• **GOAL**: Retype the material word for word.

>> START RAW RECORDS

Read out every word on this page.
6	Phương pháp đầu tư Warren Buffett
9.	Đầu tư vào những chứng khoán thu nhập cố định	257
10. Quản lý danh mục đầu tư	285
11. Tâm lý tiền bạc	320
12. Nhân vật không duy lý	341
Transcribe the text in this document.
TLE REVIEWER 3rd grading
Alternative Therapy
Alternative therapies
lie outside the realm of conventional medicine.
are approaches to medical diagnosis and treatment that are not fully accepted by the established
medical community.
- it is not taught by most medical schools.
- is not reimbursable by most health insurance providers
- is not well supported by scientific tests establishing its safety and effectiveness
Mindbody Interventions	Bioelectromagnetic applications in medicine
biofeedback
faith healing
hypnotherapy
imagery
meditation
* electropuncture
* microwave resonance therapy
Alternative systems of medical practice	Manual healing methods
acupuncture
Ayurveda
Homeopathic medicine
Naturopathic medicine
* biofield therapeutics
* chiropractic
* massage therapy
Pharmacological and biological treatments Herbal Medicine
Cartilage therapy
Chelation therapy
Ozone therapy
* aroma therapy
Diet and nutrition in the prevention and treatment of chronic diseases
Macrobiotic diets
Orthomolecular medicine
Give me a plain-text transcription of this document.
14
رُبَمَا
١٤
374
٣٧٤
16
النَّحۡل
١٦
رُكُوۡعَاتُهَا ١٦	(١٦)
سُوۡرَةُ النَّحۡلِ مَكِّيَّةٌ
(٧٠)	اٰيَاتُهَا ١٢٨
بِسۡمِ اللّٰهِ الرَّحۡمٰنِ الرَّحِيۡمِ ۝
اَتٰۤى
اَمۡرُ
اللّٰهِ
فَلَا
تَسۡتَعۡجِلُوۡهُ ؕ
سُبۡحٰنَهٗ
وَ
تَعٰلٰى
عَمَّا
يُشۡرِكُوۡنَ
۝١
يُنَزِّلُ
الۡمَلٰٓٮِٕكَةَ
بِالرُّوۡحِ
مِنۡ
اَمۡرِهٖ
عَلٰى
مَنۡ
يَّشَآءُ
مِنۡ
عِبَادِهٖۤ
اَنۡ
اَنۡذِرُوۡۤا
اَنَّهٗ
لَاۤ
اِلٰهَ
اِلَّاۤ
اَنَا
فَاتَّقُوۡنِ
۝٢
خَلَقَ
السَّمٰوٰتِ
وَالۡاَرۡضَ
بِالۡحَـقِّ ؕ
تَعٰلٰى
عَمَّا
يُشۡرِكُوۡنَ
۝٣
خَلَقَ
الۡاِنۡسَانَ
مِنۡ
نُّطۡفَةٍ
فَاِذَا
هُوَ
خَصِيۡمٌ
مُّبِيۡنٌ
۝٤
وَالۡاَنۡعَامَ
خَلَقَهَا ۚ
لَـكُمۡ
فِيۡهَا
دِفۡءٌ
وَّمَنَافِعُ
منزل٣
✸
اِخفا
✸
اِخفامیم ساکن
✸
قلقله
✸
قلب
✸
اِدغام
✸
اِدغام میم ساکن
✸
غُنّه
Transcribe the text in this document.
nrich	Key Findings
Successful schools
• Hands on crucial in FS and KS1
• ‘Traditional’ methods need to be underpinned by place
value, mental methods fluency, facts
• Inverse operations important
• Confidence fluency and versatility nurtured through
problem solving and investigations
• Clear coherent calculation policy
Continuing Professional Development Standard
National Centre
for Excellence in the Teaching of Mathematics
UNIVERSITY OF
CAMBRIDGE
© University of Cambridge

>> END RAW RECORDS

• **FULL ANSWER**:
Read out every word on this page.
6	Phương pháp đầu tư Warren Buffett
9.	Đầu tư vào những chứng khoán thu nhập cố định	257
10. Quản lý danh mục đầu tư	285
11. Tâm lý tiền bạc	320
12. Nhân vật không duy lý	341
Transcribe the text in this document.
TLE REVIEWER 3rd grading
Alternative Therapy
Alternative therapies
lie outside the realm of conventional medicine.
are approaches to medical diagnosis and treatment that are not fully accepted by the established
medical community.
- it is not taught by most medical schools.
- is not reimbursable by most health insurance providers
- is not well supported by scientific tests establishing its safety and effectiveness
Mindbody Interventions	Bioelectromagnetic applications in medicine
biofeedback
faith healing
hypnotherapy
imagery
meditation
* electropuncture
* microwave resonance therapy
Alternative systems of medical practice	Manual healing methods
acupuncture
Ayurveda
Homeopathic medicine
Naturopathic medicine
* biofield therapeutics
* chiropractic
* massage therapy
Pharmacological and biological treatments Herbal Medicine
Cartilage therapy
Chelation therapy
Ozone therapy
* aroma therapy
Diet and nutrition in the prevention and treatment of chronic diseases
Macrobiotic diets
Orthomolecular medicine
Give me a plain-text transcription of this document.
14
رُبَمَا
١٤
374
٣٧٤
16
النَّحۡل
١٦
رُكُوۡعَاتُهَا ١٦	(١٦)
سُوۡرَةُ النَّحۡلِ مَكِّيَّةٌ
(٧٠)	اٰيَاتُهَا ١٢٨
بِسۡمِ اللّٰهِ الرَّحۡمٰنِ الرَّحِيۡمِ ۝
اَتٰۤى
اَمۡرُ
اللّٰهِ
فَلَا
تَسۡتَعۡجِلُوۡهُ ؕ
سُبۡحٰنَهٗ
وَ
تَعٰلٰى
عَمَّا
يُشۡرِكُوۡنَ
۝١
يُنَزِّلُ
الۡمَلٰٓٮِٕكَةَ
بِالرُّوۡحِ
مِنۡ
اَمۡرِهٖ
عَلٰى
مَنۡ
يَّشَآءُ
مِنۡ
عِبَادِهٖۤ
اَنۡ
اَنۡذِرُوۡۤا
اَنَّهٗ
لَاۤ
اِلٰهَ
اِلَّاۤ
اَنَا
فَاتَّقُوۡنِ
۝٢
خَلَقَ
السَّمٰوٰتِ
وَالۡاَرۡضَ
بِالۡحَـقِّ ؕ
تَعٰلٰى
عَمَّا
يُشۡرِكُوۡنَ
۝٣
خَلَقَ
الۡاِنۡسَانَ
مِنۡ
نُّطۡفَةٍ
فَاِذَا
هُوَ
خَصِيۡمٌ
مُّبِيۡنٌ
۝٤
وَالۡاَنۡعَامَ
خَلَقَهَا ۚ
لَـكُمۡ
فِيۡهَا
دِفۡءٌ
وَّمَنَافِعُ
منزل٣
✸
اِخفا
✸
اِخفامیم ساکن
✸
قلقله
✸
قلب
✸
اِدغام
✸
اِدغام میم ساکن
✸
غُنّه
Transcribe the text in this document.
nrich	Key Findings
Successful schools
• Hands on crucial in FS and KS1
• ‘Traditional’ methods need to be underpinned by place
value, mental methods fluency, facts
• Inverse operations important
• Confidence fluency and versatility nurtured through
problem solving and investigations
• Clear coherent calculation policy
Continuing Professional Development Standard
National Centre
for Excellence in the Teaching of Mathematics
UNIVERSITY OF
CAMBRIDGE
© University of Cambridge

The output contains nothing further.